_Exercise prompt:_ Copy out all of the data exactly as it appears.

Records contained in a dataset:
— BEGIN —
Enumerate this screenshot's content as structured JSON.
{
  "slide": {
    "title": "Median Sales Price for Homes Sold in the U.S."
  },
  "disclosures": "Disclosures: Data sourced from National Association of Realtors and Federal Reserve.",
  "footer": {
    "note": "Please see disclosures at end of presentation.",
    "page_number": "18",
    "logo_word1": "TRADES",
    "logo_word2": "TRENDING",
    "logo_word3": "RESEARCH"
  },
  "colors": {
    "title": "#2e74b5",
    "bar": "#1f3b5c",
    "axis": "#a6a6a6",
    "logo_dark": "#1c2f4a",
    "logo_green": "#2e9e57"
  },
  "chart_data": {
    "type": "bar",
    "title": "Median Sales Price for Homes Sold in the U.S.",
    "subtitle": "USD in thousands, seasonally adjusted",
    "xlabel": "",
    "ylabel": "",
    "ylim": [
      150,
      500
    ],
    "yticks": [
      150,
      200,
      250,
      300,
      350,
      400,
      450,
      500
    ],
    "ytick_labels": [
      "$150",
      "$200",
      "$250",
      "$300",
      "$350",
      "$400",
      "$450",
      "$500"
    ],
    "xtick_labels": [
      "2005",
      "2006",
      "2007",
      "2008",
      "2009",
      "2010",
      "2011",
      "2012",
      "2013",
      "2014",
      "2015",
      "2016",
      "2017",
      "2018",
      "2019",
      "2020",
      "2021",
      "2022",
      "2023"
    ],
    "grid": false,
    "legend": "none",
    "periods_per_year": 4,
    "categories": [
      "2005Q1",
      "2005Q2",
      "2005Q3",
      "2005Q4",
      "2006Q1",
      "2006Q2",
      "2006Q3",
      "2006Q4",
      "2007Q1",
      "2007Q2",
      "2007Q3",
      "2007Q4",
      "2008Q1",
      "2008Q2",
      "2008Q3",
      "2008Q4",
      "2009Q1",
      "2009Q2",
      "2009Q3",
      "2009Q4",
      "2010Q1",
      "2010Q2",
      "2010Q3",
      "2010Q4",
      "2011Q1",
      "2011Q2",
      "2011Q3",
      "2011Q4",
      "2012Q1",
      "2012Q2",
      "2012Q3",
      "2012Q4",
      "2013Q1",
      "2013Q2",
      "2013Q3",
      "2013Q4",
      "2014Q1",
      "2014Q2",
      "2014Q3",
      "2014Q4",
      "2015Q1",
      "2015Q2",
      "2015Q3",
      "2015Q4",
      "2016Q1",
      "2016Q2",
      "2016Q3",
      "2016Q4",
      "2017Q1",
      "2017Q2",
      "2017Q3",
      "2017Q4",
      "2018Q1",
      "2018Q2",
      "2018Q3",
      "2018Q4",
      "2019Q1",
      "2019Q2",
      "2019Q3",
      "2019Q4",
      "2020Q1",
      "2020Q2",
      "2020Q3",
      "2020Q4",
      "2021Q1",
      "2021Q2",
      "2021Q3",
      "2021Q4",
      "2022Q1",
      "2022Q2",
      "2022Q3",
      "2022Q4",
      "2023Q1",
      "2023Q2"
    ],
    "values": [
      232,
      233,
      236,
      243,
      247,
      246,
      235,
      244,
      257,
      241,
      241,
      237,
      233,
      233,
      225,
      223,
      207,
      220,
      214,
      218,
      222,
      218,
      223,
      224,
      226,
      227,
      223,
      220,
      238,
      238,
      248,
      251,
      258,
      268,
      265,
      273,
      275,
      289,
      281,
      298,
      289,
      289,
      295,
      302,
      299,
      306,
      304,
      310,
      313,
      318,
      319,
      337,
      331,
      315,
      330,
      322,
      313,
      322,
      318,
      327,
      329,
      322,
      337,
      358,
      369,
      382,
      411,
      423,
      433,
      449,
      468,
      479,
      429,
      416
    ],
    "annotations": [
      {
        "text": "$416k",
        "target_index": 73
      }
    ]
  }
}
— END —
_Written answer:_
Enumerate this screenshot's content as structured JSON.
{
  "slide": {
    "title": "Median Sales Price for Homes Sold in the U.S."
  },
  "disclosures": "Disclosures: Data sourced from National Association of Realtors and Federal Reserve.",
  "footer": {
    "note": "Please see disclosures at end of presentation.",
    "page_number": "18",
    "logo_word1": "TRADES",
    "logo_word2": "TRENDING",
    "logo_word3": "RESEARCH"
  },
  "colors": {
    "title": "#2e74b5",
    "bar": "#1f3b5c",
    "axis": "#a6a6a6",
    "logo_dark": "#1c2f4a",
    "logo_green": "#2e9e57"
  },
  "chart_data": {
    "type": "bar",
    "title": "Median Sales Price for Homes Sold in the U.S.",
    "subtitle": "USD in thousands, seasonally adjusted",
    "xlabel": "",
    "ylabel": "",
    "ylim": [
      150,
      500
    ],
    "yticks": [
      150,
      200,
      250,
      300,
      350,
      400,
      450,
      500
    ],
    "ytick_labels": [
      "$150",
      "$200",
      "$250",
      "$300",
      "$350",
      "$400",
      "$450",
      "$500"
    ],
    "xtick_labels": [
      "2005",
      "2006",
      "2007",
      "2008",
      "2009",
      "2010",
      "2011",
      "2012",
      "2013",
      "2014",
      "2015",
      "2016",
      "2017",
      "2018",
      "2019",
      "2020",
      "2021",
      "2022",
      "2023"
    ],
    "grid": false,
    "legend": "none",
    "periods_per_year": 4,
    "categories": [
      "2005Q1",
      "2005Q2",
      "2005Q3",
      "2005Q4",
      "2006Q1",
      "2006Q2",
      "2006Q3",
      "2006Q4",
      "2007Q1",
      "2007Q2",
      "2007Q3",
      "2007Q4",
      "2008Q1",
      "2008Q2",
      "2008Q3",
      "2008Q4",
      "2009Q1",
      "2009Q2",
      "2009Q3",
      "2009Q4",
      "2010Q1",
      "2010Q2",
      "2010Q3",
      "2010Q4",
      "2011Q1",
      "2011Q2",
      "2011Q3",
      "2011Q4",
      "2012Q1",
      "2012Q2",
      "2012Q3",
      "2012Q4",
      "2013Q1",
      "2013Q2",
      "2013Q3",
      "2013Q4",
      "2014Q1",
      "2014Q2",
      "2014Q3",
      "2014Q4",
      "2015Q1",
      "2015Q2",
      "2015Q3",
      "2015Q4",
      "2016Q1",
      "2016Q2",
      "2016Q3",
      "2016Q4",
      "2017Q1",
      "2017Q2",
      "2017Q3",
      "2017Q4",
      "2018Q1",
      "2018Q2",
      "2018Q3",
      "2018Q4",
      "2019Q1",
      "2019Q2",
      "2019Q3",
      "2019Q4",
      "2020Q1",
      "2020Q2",
      "2020Q3",
      "2020Q4",
      "2021Q1",
      "2021Q2",
      "2021Q3",
      "2021Q4",
      "2022Q1",
      "2022Q2",
      "2022Q3",
      "2022Q4",
      "2023Q1",
      "2023Q2"
    ],
    "values": [
      232,
      233,
      236,
      243,
      247,
      246,
      235,
      244,
      257,
      241,
      241,
      237,
      233,
      233,
      225,
      223,
      207,
      220,
      214,
      218,
      222,
      218,
      223,
      224,
      226,
      227,
      223,
      220,
      238,
      238,
      248,
      251,
      258,
      268,
      265,
      273,
      275,
      289,
      281,
      298,
      289,
      289,
      295,
      302,
      299,
      306,
      304,
      310,
      313,
      318,
      319,
      337,
      331,
      315,
      330,
      322,
      313,
      322,
      318,
      327,
      329,
      322,
      337,
      358,
      369,
      382,
      411,
      423,
      433,
      449,
      468,
      479,
      429,
      416
    ],
    "annotations": [
      {
        "text": "$416k",
        "target_index": 73
      }
    ]
  }
}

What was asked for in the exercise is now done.